**The exercise**
Output every line below without omitting or altering anything.
== Records shown ==
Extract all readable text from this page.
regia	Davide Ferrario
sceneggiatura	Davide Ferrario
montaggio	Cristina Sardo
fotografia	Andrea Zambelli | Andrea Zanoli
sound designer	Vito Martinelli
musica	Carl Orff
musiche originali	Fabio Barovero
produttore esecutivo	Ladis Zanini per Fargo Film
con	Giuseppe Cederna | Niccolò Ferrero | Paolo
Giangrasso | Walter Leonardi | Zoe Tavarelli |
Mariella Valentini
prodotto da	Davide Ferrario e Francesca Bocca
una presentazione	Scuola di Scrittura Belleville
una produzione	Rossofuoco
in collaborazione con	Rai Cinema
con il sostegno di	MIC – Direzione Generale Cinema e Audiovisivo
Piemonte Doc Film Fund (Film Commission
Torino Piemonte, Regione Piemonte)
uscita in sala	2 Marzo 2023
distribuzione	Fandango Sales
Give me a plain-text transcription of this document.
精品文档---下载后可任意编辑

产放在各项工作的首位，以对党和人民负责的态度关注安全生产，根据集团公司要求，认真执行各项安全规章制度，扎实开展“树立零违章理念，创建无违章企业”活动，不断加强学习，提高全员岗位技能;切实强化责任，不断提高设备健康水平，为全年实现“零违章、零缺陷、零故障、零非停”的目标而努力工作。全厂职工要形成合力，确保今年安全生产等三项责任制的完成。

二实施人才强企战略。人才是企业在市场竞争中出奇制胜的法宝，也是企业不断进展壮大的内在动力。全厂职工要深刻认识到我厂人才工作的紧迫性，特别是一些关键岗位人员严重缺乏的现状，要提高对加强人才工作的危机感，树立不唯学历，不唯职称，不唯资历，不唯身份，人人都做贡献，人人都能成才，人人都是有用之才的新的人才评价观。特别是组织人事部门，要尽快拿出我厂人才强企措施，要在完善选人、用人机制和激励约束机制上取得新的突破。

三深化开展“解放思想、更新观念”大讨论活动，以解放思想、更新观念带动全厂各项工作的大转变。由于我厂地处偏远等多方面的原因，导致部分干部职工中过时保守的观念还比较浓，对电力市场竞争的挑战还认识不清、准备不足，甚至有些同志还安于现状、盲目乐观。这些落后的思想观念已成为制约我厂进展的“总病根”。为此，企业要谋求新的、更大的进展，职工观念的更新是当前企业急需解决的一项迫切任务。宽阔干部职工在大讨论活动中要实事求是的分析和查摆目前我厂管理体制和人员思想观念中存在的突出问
===
**The response**
Extract all readable text from this page.
regia	Davide Ferrario
sceneggiatura	Davide Ferrario
montaggio	Cristina Sardo
fotografia	Andrea Zambelli | Andrea Zanoli
sound designer	Vito Martinelli
musica	Carl Orff
musiche originali	Fabio Barovero
produttore esecutivo	Ladis Zanini per Fargo Film
con	Giuseppe Cederna | Niccolò Ferrero | Paolo
Giangrasso | Walter Leonardi | Zoe Tavarelli |
Mariella Valentini
prodotto da	Davide Ferrario e Francesca Bocca
una presentazione	Scuola di Scrittura Belleville
una produzione	Rossofuoco
in collaborazione con	Rai Cinema
con il sostegno di	MIC – Direzione Generale Cinema e Audiovisivo
Piemonte Doc Film Fund (Film Commission
Torino Piemonte, Regione Piemonte)
uscita in sala	2 Marzo 2023
distribuzione	Fandango Sales
Give me a plain-text transcription of this document.
精品文档---下载后可任意编辑

产放在各项工作的首位，以对党和人民负责的态度关注安全生产，根据集团公司要求，认真执行各项安全规章制度，扎实开展“树立零违章理念，创建无违章企业”活动，不断加强学习，提高全员岗位技能;切实强化责任，不断提高设备健康水平，为全年实现“零违章、零缺陷、零故障、零非停”的目标而努力工作。全厂职工要形成合力，确保今年安全生产等三项责任制的完成。

二实施人才强企战略。人才是企业在市场竞争中出奇制胜的法宝，也是企业不断进展壮大的内在动力。全厂职工要深刻认识到我厂人才工作的紧迫性，特别是一些关键岗位人员严重缺乏的现状，要提高对加强人才工作的危机感，树立不唯学历，不唯职称，不唯资历，不唯身份，人人都做贡献，人人都能成才，人人都是有用之才的新的人才评价观。特别是组织人事部门，要尽快拿出我厂人才强企措施，要在完善选人、用人机制和激励约束机制上取得新的突破。

三深化开展“解放思想、更新观念”大讨论活动，以解放思想、更新观念带动全厂各项工作的大转变。由于我厂地处偏远等多方面的原因，导致部分干部职工中过时保守的观念还比较浓，对电力市场竞争的挑战还认识不清、准备不足，甚至有些同志还安于现状、盲目乐观。这些落后的思想观念已成为制约我厂进展的“总病根”。为此，企业要谋求新的、更大的进展，职工观念的更新是当前企业急需解决的一项迫切任务。宽阔干部职工在大讨论活动中要实事求是的分析和查摆目前我厂管理体制和人员思想观念中存在的突出问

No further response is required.